* Exercise description: Report how many lines contain "JSON". Give the number and nothing else.

* Supplied material:
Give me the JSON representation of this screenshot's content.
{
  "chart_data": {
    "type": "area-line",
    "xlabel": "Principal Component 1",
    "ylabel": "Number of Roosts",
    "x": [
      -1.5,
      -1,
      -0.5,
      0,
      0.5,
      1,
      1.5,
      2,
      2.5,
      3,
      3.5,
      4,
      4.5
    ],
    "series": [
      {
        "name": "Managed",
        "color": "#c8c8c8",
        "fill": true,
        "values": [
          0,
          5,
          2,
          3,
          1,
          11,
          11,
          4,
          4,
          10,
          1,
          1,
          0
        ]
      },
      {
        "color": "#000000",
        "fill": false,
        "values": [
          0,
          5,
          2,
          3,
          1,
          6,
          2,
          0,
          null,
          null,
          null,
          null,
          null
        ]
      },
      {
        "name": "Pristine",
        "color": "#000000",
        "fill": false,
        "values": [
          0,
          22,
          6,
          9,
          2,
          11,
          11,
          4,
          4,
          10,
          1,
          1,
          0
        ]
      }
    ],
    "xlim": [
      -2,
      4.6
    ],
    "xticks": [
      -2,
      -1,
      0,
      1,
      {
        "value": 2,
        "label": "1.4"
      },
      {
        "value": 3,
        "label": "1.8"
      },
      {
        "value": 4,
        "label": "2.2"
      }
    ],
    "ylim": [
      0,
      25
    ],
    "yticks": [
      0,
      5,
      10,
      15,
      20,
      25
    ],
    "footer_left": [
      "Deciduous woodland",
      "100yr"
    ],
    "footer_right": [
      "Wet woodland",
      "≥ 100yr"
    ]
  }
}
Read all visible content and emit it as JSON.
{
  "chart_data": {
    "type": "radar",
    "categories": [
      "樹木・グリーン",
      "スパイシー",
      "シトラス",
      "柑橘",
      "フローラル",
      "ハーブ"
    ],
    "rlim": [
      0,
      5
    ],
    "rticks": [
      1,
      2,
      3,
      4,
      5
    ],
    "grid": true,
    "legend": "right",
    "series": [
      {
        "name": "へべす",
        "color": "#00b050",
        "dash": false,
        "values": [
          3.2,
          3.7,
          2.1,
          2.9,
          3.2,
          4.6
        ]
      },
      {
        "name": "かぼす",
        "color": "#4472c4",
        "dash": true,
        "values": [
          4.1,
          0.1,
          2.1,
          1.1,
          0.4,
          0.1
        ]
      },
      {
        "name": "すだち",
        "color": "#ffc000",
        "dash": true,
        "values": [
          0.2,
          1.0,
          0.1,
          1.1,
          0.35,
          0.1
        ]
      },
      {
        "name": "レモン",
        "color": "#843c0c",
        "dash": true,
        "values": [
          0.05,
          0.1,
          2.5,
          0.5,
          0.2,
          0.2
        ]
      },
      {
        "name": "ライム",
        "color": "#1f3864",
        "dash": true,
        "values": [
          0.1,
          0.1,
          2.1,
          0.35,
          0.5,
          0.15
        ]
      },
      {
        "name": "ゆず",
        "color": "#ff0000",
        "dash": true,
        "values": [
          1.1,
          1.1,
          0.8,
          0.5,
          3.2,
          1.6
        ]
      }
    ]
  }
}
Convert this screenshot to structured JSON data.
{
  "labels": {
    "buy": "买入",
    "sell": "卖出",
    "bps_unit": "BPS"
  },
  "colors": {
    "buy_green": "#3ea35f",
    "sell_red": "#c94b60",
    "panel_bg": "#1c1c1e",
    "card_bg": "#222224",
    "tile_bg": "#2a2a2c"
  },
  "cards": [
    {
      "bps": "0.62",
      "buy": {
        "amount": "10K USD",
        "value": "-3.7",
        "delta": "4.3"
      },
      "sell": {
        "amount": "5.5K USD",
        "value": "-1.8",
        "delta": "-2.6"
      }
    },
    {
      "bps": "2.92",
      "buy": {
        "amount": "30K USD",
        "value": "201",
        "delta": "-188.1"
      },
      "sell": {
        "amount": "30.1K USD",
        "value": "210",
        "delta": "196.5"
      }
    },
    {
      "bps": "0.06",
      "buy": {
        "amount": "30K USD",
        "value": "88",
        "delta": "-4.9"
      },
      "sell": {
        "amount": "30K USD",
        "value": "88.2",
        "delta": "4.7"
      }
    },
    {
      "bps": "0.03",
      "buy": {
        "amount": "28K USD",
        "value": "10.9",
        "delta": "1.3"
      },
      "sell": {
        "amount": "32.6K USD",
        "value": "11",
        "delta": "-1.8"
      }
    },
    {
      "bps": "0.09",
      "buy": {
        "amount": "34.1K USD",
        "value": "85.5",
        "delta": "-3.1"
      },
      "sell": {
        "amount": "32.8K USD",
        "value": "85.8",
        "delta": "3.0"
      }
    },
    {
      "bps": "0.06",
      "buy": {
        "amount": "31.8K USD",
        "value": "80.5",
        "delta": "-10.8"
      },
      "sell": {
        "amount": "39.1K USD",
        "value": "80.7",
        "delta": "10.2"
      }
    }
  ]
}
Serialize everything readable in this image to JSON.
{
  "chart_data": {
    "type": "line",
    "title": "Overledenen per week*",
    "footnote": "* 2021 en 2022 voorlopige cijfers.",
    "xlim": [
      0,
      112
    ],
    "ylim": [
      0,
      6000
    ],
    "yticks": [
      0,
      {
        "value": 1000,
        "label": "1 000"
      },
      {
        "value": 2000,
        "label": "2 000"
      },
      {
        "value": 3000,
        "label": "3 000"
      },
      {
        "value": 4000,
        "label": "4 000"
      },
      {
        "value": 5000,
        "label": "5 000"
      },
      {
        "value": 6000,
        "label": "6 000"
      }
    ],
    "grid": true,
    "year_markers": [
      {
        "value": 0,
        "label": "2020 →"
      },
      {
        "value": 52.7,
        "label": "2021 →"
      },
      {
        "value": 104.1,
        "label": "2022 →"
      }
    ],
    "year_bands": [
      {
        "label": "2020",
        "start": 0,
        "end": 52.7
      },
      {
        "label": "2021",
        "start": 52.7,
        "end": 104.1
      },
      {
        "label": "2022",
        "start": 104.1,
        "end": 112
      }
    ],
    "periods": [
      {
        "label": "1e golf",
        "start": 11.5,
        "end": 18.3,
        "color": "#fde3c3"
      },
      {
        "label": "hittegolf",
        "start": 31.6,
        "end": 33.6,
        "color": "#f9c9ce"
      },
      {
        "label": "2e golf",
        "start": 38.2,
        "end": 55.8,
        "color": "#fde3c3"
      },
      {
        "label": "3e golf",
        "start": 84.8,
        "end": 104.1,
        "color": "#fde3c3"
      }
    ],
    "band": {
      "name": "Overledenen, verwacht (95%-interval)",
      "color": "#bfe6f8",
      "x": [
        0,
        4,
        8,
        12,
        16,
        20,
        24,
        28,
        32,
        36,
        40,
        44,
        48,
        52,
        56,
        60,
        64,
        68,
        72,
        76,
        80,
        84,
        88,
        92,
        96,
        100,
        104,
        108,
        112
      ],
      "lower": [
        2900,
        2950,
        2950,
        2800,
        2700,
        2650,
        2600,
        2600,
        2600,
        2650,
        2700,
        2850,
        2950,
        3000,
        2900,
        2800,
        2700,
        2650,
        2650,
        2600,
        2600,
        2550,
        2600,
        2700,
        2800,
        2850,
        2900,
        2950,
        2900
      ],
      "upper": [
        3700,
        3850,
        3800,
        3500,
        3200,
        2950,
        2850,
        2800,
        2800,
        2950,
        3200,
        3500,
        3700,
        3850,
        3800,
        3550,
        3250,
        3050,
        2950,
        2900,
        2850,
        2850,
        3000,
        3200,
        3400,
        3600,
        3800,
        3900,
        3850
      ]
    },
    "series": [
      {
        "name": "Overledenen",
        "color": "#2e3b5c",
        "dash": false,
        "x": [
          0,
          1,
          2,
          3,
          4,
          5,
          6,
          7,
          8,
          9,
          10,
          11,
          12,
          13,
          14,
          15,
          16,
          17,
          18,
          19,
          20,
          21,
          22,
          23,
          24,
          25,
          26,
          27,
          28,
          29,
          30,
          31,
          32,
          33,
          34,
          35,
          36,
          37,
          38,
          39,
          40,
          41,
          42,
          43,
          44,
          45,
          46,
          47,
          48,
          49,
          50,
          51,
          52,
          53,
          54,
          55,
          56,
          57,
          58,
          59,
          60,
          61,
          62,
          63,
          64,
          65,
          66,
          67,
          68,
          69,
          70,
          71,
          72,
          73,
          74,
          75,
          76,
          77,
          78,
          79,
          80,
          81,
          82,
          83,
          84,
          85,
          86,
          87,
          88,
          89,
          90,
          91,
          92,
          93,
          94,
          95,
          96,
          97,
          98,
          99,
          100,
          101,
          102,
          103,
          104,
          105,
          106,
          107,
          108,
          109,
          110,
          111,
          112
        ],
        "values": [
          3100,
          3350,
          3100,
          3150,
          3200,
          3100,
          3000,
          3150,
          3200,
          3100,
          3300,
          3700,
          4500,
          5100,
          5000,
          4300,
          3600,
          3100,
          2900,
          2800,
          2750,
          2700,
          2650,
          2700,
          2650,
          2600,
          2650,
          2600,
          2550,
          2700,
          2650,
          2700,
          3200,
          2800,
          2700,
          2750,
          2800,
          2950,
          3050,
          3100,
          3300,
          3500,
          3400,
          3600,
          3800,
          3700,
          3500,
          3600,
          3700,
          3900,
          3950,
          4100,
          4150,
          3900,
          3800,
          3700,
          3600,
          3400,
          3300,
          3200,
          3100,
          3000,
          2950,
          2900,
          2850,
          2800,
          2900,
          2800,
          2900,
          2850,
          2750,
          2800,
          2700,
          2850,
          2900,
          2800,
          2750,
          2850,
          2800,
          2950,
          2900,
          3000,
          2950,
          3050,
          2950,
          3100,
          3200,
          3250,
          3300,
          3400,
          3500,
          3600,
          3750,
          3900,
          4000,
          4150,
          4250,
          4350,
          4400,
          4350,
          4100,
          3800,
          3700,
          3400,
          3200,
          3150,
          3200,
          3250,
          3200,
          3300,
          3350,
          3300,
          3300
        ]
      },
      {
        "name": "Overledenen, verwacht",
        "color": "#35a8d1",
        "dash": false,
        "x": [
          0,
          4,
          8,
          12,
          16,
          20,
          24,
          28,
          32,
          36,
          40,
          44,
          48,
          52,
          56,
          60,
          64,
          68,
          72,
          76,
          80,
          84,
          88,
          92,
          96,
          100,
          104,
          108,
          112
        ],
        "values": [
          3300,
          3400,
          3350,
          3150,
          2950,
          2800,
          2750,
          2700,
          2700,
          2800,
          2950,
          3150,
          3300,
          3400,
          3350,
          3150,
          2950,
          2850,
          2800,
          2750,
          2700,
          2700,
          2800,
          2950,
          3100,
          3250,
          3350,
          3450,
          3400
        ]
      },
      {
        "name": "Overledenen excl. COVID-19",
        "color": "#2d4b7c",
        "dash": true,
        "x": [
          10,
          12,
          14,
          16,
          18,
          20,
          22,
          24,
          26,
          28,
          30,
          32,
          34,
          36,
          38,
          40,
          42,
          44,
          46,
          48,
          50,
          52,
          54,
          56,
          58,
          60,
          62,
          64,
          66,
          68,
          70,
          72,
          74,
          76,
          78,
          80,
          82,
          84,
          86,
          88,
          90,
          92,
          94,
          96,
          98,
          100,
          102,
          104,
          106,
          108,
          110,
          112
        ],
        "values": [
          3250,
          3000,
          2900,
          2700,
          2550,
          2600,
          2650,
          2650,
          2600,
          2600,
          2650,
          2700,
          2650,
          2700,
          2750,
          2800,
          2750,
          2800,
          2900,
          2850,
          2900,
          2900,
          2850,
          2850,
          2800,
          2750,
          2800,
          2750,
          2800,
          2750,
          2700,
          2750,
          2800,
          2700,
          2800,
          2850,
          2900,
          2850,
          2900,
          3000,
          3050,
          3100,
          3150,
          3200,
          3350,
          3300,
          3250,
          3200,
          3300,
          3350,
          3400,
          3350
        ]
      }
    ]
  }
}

* Exercise output: 4